**TASK DETAILS**. Transcribe the full listing exactly, and drop every picture.

BEGIN DATA FOR PROCESSING

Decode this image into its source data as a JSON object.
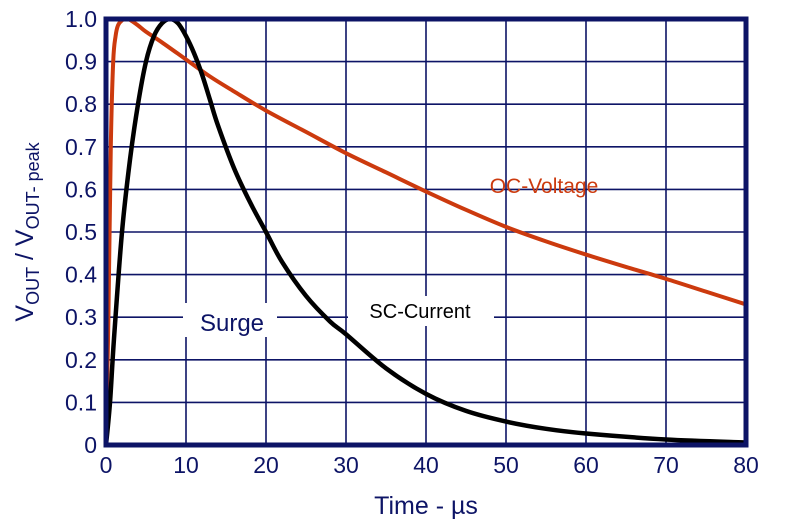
{
  "chart_data": {
    "type": "line",
    "title": "",
    "xlabel": "Time - µs",
    "ylabel_main": "V",
    "ylabel_sub1": "OUT",
    "ylabel_mid": " / V",
    "ylabel_sub2": "OUT- peak",
    "xlim": [
      0,
      80
    ],
    "ylim": [
      0,
      1.0
    ],
    "grid": true,
    "xticks": [
      "0",
      "10",
      "20",
      "30",
      "40",
      "50",
      "60",
      "70",
      "80"
    ],
    "yticks": [
      "0",
      "0.1",
      "0.2",
      "0.3",
      "0.4",
      "0.5",
      "0.6",
      "0.7",
      "0.8",
      "0.9",
      "1.0"
    ],
    "annotations": {
      "surge": "Surge",
      "sc_label": "SC-Current",
      "oc_label": "OC-Voltage"
    },
    "colors": {
      "axis": "#0d1466",
      "oc": "#cc3a0e",
      "sc": "#000000"
    },
    "series": [
      {
        "name": "OC-Voltage",
        "x": [
          0,
          0.3,
          0.6,
          0.9,
          1.2,
          1.5,
          2,
          2.5,
          3,
          4,
          5,
          7,
          10,
          13,
          16,
          20,
          25,
          30,
          35,
          40,
          45,
          50,
          55,
          60,
          65,
          70,
          75,
          80
        ],
        "y": [
          0,
          0.3,
          0.7,
          0.9,
          0.96,
          0.985,
          0.997,
          1.0,
          0.998,
          0.985,
          0.97,
          0.945,
          0.905,
          0.865,
          0.83,
          0.785,
          0.735,
          0.685,
          0.64,
          0.595,
          0.552,
          0.512,
          0.478,
          0.447,
          0.418,
          0.39,
          0.36,
          0.33
        ]
      },
      {
        "name": "SC-Current",
        "x": [
          0,
          0.5,
          1,
          2,
          3,
          4,
          5,
          6,
          7,
          8,
          9,
          10,
          11,
          12,
          13,
          14,
          16,
          18,
          20,
          22,
          25,
          28,
          30,
          35,
          40,
          45,
          50,
          55,
          60,
          70,
          80
        ],
        "y": [
          0,
          0.1,
          0.25,
          0.5,
          0.67,
          0.8,
          0.9,
          0.96,
          0.99,
          1.0,
          0.99,
          0.96,
          0.92,
          0.87,
          0.81,
          0.75,
          0.65,
          0.57,
          0.5,
          0.43,
          0.35,
          0.29,
          0.26,
          0.18,
          0.12,
          0.08,
          0.055,
          0.038,
          0.027,
          0.013,
          0.006
        ]
      }
    ]
  }
}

END DATA FOR PROCESSING

**OUTPUT FOR THIS EXERCISE**.
Decode this image into its source data as a JSON object.
{
  "chart_data": {
    "type": "line",
    "title": "",
    "xlabel": "Time - µs",
    "ylabel_main": "V",
    "ylabel_sub1": "OUT",
    "ylabel_mid": " / V",
    "ylabel_sub2": "OUT- peak",
    "xlim": [
      0,
      80
    ],
    "ylim": [
      0,
      1.0
    ],
    "grid": true,
    "xticks": [
      "0",
      "10",
      "20",
      "30",
      "40",
      "50",
      "60",
      "70",
      "80"
    ],
    "yticks": [
      "0",
      "0.1",
      "0.2",
      "0.3",
      "0.4",
      "0.5",
      "0.6",
      "0.7",
      "0.8",
      "0.9",
      "1.0"
    ],
    "annotations": {
      "surge": "Surge",
      "sc_label": "SC-Current",
      "oc_label": "OC-Voltage"
    },
    "colors": {
      "axis": "#0d1466",
      "oc": "#cc3a0e",
      "sc": "#000000"
    },
    "series": [
      {
        "name": "OC-Voltage",
        "x": [
          0,
          0.3,
          0.6,
          0.9,
          1.2,
          1.5,
          2,
          2.5,
          3,
          4,
          5,
          7,
          10,
          13,
          16,
          20,
          25,
          30,
          35,
          40,
          45,
          50,
          55,
          60,
          65,
          70,
          75,
          80
        ],
        "y": [
          0,
          0.3,
          0.7,
          0.9,
          0.96,
          0.985,
          0.997,
          1.0,
          0.998,
          0.985,
          0.97,
          0.945,
          0.905,
          0.865,
          0.83,
          0.785,
          0.735,
          0.685,
          0.64,
          0.595,
          0.552,
          0.512,
          0.478,
          0.447,
          0.418,
          0.39,
          0.36,
          0.33
        ]
      },
      {
        "name": "SC-Current",
        "x": [
          0,
          0.5,
          1,
          2,
          3,
          4,
          5,
          6,
          7,
          8,
          9,
          10,
          11,
          12,
          13,
          14,
          16,
          18,
          20,
          22,
          25,
          28,
          30,
          35,
          40,
          45,
          50,
          55,
          60,
          70,
          80
        ],
        "y": [
          0,
          0.1,
          0.25,
          0.5,
          0.67,
          0.8,
          0.9,
          0.96,
          0.99,
          1.0,
          0.99,
          0.96,
          0.92,
          0.87,
          0.81,
          0.75,
          0.65,
          0.57,
          0.5,
          0.43,
          0.35,
          0.29,
          0.26,
          0.18,
          0.12,
          0.08,
          0.055,
          0.038,
          0.027,
          0.013,
          0.006
        ]
      }
    ]
  }
}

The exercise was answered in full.